§ Suas instruções
Copie sem alterações, do texto sobre os cassinos on-line, o trecho que se inicia com as palavras "Os cassinos on-line" e se encerra com "com riscos maiores.".

§ Texto do exercício

━━━━━━━━━━━━━━━━━━━━━━━━━━━━━━

A última vez que uma roleta física funcionou legalmente no Brasil foi em 1946, no luxuoso cassino do Copacabana Palace, no Rio. Três meses depois de assumir a Presidência da República, o general Eurico Gaspar Dutra decretou o fim dos jogos de azar no país por meio de um decreto-lei, sob o argumento de que a prática atentava contra a moral e os bons costumes. Desde então, a clandestinidade sustentou a tradição de bingos e do jogo do bicho, enquanto cidades como Las Vegas, nos EUA, e Punta del Este, no Uruguai, entraram na rota turística obrigatória dos fãs de máquinas caça-níquel, roletas e blackjack. E o que fizeram os brasileiros? Atualmente, acessam mais de 3 000 cassinos autorizados a operar no universo virtual. Na maioria dos casos, é verdade, esses sites cumprem seu propósito, o de entreter. Mas cuidado: para além dos riscos óbvios relacionados ao vício da jogatina, abriu-se um novo terreno fértil para golpistas.
Os cassinos on-line não infringem o septuagenário decreto de Dutra por um motivo: os sites são hospedados em países onde o jogo é legalizado. É, portanto, como se os usuários brasileiros estivessem apostando em Malta, no Reino Unido ou no Caribe. A lei os obriga a pagar impostos de premiação no Brasil — o que em boa parte dos casos não ocorre. O cardápio de jogos recria a sensação de adrenalina que uma aposta em salão pode proporcionar, mas com riscos maiores.

━━━━━━━━━━━━━━━━━━━━━━━━━━━━━━

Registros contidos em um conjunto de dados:
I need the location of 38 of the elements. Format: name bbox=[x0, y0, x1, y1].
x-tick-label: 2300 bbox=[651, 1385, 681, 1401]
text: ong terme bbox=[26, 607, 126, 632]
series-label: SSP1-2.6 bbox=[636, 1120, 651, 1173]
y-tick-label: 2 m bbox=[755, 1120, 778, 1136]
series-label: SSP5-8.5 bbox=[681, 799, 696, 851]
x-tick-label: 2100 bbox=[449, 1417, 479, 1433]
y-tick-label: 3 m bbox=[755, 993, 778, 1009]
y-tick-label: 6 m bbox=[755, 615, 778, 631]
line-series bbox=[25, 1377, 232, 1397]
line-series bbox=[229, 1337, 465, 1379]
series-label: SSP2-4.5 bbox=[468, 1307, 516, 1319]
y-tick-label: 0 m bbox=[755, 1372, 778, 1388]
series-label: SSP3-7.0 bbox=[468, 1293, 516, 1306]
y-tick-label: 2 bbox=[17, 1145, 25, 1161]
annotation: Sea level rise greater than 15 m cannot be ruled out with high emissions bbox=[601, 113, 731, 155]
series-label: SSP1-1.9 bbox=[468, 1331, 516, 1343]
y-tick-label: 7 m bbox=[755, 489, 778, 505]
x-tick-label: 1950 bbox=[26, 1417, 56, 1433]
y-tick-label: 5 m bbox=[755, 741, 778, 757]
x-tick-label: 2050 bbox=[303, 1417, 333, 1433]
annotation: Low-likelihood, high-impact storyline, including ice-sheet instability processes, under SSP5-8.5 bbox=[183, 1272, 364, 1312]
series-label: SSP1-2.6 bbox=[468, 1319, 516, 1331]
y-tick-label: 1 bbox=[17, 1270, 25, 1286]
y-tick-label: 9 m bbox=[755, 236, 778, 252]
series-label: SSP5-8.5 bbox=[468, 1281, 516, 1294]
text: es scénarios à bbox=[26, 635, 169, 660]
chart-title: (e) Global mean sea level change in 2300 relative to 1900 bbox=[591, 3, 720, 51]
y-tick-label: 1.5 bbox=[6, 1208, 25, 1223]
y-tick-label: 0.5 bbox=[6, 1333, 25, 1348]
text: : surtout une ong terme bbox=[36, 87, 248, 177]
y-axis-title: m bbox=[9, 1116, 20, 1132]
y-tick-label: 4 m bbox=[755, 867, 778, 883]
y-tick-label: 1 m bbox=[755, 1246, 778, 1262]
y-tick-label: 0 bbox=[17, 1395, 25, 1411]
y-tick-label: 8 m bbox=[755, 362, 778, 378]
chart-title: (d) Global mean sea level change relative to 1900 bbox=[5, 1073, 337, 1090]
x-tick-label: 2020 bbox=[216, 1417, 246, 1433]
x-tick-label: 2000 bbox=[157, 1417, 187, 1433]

━━━━━━━━━━━━━━━━━━━━━━━━━━━━━━

§ Resposta final
Os cassinos on-line não infringem o septuagenário decreto de Dutra por um motivo: os sites são hospedados em países onde o jogo é legalizado. É, portanto, como se os usuários brasileiros estivessem apostando em Malta, no Reino Unido ou no Caribe. A lei os obriga a pagar impostos de premiação no Brasil — o que em boa parte dos casos não ocorre. O cardápio de jogos recria a sensação de adrenalina que uma aposta em salão pode proporcionar, mas com riscos maiores.